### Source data
■ ■ ■ ■

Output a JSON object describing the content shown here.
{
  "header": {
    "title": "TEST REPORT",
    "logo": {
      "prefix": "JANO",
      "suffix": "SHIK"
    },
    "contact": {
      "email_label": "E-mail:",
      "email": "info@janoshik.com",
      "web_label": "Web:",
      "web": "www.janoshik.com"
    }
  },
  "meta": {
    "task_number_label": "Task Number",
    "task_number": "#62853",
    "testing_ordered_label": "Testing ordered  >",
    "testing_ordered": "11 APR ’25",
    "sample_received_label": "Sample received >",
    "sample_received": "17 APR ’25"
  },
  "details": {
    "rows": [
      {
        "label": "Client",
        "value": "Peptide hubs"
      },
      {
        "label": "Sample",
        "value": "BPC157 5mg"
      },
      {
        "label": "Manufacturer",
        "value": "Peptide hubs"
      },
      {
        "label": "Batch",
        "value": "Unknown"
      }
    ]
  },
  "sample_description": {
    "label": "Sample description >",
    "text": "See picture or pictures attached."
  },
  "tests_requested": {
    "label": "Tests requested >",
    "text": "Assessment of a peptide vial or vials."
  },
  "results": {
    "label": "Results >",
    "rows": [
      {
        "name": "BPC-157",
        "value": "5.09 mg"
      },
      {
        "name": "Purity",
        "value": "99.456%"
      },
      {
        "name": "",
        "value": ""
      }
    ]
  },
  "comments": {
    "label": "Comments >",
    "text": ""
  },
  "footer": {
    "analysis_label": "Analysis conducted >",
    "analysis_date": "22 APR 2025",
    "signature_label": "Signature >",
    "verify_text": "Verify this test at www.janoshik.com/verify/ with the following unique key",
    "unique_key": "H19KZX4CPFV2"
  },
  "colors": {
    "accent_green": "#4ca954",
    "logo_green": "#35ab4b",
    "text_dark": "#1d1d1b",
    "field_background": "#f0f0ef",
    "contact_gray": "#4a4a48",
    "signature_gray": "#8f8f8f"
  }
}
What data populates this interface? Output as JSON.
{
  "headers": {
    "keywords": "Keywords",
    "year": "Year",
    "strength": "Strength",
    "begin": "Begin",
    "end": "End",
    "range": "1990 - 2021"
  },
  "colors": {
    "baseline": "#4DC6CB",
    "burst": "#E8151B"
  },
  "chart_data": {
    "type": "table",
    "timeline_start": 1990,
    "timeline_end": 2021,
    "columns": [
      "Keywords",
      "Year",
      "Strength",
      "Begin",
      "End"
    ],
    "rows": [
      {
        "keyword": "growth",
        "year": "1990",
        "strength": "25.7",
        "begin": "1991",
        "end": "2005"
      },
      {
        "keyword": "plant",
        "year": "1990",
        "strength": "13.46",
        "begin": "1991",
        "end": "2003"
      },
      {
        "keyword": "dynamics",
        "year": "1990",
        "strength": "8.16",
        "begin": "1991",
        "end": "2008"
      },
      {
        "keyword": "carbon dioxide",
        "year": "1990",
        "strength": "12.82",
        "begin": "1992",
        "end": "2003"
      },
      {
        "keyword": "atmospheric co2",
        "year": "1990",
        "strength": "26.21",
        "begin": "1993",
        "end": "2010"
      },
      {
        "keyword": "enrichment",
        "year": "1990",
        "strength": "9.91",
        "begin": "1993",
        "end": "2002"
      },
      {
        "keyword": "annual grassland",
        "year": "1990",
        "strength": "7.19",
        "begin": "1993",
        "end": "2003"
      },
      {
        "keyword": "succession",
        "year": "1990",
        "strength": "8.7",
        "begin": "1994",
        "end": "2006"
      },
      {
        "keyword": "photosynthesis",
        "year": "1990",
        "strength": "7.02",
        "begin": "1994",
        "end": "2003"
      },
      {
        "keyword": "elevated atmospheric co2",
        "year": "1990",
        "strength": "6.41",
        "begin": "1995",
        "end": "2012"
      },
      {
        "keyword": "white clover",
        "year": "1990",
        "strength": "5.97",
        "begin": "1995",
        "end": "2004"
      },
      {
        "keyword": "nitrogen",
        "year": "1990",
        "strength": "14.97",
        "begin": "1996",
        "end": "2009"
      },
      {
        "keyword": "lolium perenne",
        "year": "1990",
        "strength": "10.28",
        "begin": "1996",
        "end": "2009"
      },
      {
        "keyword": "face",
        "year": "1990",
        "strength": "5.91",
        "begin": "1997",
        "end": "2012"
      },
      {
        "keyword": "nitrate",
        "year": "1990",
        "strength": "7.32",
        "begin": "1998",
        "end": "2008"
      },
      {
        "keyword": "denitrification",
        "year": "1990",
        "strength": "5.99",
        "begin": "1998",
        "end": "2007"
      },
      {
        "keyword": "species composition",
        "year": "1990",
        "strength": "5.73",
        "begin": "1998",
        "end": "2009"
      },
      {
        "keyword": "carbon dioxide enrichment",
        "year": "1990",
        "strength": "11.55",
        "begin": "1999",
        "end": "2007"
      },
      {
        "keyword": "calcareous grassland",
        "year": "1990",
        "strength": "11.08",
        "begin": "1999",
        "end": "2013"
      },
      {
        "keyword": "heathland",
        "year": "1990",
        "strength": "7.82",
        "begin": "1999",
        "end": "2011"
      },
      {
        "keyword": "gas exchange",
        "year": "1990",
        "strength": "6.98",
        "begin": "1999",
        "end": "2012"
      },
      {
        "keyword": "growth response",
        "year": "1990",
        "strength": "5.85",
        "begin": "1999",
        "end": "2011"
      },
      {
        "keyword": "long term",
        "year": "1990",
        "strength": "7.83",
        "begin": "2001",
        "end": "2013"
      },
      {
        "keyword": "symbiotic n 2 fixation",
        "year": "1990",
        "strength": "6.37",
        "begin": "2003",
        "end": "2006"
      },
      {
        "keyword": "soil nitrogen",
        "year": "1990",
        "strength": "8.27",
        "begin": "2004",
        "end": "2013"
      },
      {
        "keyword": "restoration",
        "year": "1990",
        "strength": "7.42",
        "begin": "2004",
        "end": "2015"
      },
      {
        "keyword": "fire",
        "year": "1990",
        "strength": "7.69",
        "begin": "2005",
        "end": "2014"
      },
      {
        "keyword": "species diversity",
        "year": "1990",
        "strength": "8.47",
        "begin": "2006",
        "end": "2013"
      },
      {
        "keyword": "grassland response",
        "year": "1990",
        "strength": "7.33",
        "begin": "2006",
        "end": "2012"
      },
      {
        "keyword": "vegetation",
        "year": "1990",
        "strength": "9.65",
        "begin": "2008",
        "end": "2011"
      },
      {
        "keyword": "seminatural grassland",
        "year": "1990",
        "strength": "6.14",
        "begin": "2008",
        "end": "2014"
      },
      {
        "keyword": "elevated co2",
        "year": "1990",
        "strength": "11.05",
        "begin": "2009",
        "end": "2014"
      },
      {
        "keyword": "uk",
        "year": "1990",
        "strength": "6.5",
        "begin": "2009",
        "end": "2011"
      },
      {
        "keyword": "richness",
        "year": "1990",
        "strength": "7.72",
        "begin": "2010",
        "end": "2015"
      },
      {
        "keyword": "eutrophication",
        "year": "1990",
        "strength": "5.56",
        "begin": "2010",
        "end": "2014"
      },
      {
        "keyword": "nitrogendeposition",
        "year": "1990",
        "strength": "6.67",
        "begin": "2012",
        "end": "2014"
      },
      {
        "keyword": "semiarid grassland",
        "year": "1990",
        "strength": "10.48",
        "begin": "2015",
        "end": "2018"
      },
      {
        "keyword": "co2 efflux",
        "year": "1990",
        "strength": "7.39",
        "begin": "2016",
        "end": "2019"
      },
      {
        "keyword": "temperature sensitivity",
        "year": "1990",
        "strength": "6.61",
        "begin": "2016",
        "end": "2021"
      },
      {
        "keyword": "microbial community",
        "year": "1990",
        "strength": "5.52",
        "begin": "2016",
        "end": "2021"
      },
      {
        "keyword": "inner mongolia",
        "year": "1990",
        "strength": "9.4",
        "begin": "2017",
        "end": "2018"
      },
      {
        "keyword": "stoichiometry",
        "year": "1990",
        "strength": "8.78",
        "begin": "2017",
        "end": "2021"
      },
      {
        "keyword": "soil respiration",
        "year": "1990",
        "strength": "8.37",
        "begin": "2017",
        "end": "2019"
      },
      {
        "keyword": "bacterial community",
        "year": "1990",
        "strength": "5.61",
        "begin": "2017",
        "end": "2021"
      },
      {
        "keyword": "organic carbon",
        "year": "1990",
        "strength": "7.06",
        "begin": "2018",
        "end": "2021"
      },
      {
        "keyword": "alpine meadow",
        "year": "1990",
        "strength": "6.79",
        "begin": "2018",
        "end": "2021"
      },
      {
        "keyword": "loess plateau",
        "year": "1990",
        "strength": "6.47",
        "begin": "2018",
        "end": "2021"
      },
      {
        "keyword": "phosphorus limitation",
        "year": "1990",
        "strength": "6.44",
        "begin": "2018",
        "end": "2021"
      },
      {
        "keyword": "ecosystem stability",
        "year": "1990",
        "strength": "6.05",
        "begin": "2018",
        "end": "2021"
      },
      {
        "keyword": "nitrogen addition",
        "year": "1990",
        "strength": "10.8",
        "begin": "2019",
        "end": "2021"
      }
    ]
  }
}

■ ■ ■ ■

### PROBLEM DETAILS
Search the records for the word "dioxide" and copy every line where it occurs.

### ANSWER SECTION
        "keyword": "carbon dioxide",
        "keyword": "carbon dioxide enrichment",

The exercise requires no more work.